### Written task
Set down the full listing exactly as given. Any pictures are to be left out.

* BEGIN Data provided *

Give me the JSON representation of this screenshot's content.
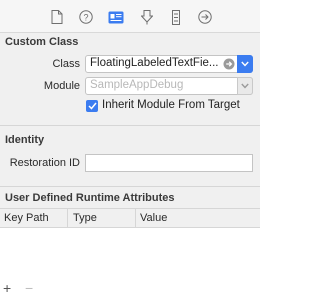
{
  "toolbar": {
    "icons": [
      "file-icon",
      "help-icon",
      "identity-icon",
      "attributes-icon",
      "size-icon",
      "connections-icon"
    ],
    "active_index": 2,
    "accent": "#3b7cf0"
  },
  "custom_class": {
    "title": "Custom Class",
    "class_label": "Class",
    "class_value": "FloatingLabeledTextFie...",
    "module_label": "Module",
    "module_placeholder": "SampleAppDebug",
    "inherit_checked": true,
    "inherit_label": "Inherit Module From Target"
  },
  "identity": {
    "title": "Identity",
    "restoration_label": "Restoration ID",
    "restoration_value": ""
  },
  "runtime_attributes": {
    "title": "User Defined Runtime Attributes",
    "columns": [
      "Key Path",
      "Type",
      "Value"
    ],
    "add_label": "+",
    "remove_label": "−"
  }
}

* END Data provided *

### Full solution
Give me the JSON representation of this screenshot's content.
{
  "toolbar": {
    "icons": [
      "file-icon",
      "help-icon",
      "identity-icon",
      "attributes-icon",
      "size-icon",
      "connections-icon"
    ],
    "active_index": 2,
    "accent": "#3b7cf0"
  },
  "custom_class": {
    "title": "Custom Class",
    "class_label": "Class",
    "class_value": "FloatingLabeledTextFie...",
    "module_label": "Module",
    "module_placeholder": "SampleAppDebug",
    "inherit_checked": true,
    "inherit_label": "Inherit Module From Target"
  },
  "identity": {
    "title": "Identity",
    "restoration_label": "Restoration ID",
    "restoration_value": ""
  },
  "runtime_attributes": {
    "title": "User Defined Runtime Attributes",
    "columns": [
      "Key Path",
      "Type",
      "Value"
    ],
    "add_label": "+",
    "remove_label": "−"
  }
}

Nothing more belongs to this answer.